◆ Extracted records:
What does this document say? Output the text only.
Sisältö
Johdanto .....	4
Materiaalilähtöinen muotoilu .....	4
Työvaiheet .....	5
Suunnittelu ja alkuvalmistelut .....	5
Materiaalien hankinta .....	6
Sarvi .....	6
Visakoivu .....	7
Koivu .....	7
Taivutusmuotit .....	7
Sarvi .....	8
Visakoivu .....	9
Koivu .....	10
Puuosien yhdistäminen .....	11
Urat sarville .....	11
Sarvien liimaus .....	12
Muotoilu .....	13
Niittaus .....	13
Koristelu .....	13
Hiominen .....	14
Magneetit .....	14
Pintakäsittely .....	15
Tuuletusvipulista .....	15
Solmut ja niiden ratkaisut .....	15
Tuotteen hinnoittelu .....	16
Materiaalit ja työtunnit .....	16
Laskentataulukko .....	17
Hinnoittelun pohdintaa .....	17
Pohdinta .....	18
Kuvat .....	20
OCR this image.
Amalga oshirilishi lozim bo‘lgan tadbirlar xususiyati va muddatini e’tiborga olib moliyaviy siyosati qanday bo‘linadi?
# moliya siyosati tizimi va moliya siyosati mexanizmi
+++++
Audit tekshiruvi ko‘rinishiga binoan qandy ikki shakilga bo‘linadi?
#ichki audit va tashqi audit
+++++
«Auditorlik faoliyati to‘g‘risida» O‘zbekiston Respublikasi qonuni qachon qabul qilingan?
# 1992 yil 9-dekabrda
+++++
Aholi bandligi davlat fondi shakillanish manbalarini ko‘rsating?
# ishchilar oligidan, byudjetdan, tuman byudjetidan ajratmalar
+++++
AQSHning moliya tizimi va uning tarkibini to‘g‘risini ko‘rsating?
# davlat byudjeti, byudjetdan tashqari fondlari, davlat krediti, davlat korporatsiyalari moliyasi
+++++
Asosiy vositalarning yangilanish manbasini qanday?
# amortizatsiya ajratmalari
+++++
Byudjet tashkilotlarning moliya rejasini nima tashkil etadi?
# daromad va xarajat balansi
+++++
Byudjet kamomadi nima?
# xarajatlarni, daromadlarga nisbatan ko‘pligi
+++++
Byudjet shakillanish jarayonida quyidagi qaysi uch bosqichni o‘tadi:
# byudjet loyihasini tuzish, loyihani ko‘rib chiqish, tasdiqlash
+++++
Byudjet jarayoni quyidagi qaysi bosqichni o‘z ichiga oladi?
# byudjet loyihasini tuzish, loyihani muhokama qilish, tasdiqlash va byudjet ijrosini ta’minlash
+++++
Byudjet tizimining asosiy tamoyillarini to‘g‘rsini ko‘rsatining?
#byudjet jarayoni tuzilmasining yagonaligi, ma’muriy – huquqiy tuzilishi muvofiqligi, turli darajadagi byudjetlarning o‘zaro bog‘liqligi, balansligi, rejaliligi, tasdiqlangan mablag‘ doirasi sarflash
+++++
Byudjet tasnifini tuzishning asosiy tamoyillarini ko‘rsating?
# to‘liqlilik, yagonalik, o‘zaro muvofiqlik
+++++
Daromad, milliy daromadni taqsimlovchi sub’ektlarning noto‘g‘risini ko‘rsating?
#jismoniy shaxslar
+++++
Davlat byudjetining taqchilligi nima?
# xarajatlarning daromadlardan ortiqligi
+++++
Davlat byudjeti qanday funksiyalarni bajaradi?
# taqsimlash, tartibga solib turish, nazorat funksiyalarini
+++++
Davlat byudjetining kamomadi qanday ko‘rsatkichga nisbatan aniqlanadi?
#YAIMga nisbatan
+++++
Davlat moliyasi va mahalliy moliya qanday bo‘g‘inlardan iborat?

◆ Given problem: Collect every line above that contains the word "moliyasi".

◆ Written solution:
# davlat byudjeti, byudjetdan tashqari fondlari, davlat krediti, davlat korporatsiyalari moliyasi
Davlat moliyasi va mahalliy moliya qanday bo‘g‘inlardan iborat?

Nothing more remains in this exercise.